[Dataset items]
::::::::

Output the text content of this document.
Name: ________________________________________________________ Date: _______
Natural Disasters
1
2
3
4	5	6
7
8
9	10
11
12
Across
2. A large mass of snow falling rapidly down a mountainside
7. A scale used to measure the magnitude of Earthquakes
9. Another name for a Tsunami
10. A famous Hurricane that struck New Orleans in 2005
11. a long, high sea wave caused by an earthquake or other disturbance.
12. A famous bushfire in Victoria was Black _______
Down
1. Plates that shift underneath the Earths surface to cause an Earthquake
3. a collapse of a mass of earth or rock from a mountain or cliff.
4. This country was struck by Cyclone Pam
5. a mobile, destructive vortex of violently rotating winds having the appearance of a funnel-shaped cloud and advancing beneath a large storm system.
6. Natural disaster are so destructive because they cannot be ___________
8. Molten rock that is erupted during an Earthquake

::::::::

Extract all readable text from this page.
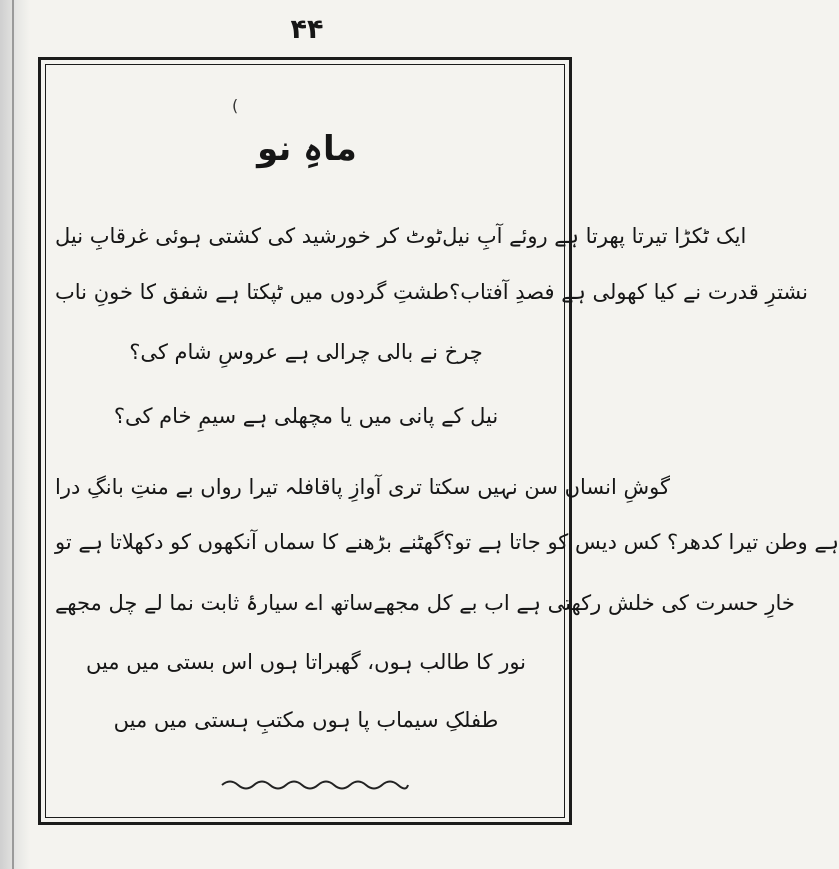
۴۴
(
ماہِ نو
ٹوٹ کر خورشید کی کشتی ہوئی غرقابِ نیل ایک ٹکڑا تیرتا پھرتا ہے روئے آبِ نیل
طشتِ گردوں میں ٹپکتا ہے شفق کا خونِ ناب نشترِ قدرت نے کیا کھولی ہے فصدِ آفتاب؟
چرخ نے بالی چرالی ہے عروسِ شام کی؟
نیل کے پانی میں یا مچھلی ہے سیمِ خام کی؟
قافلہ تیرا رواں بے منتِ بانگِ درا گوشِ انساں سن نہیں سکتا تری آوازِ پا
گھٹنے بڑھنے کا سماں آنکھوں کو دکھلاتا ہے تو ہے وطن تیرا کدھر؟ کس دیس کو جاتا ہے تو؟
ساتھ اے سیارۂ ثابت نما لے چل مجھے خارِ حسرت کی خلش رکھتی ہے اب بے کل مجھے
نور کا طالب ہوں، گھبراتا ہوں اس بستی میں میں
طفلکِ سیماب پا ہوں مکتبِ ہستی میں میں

::::::::

EXERCISE REQUIREMENTS:
Reply with one number only: the count of lines in the entries that contain "destructive".

RESULT OF THE TASK:
2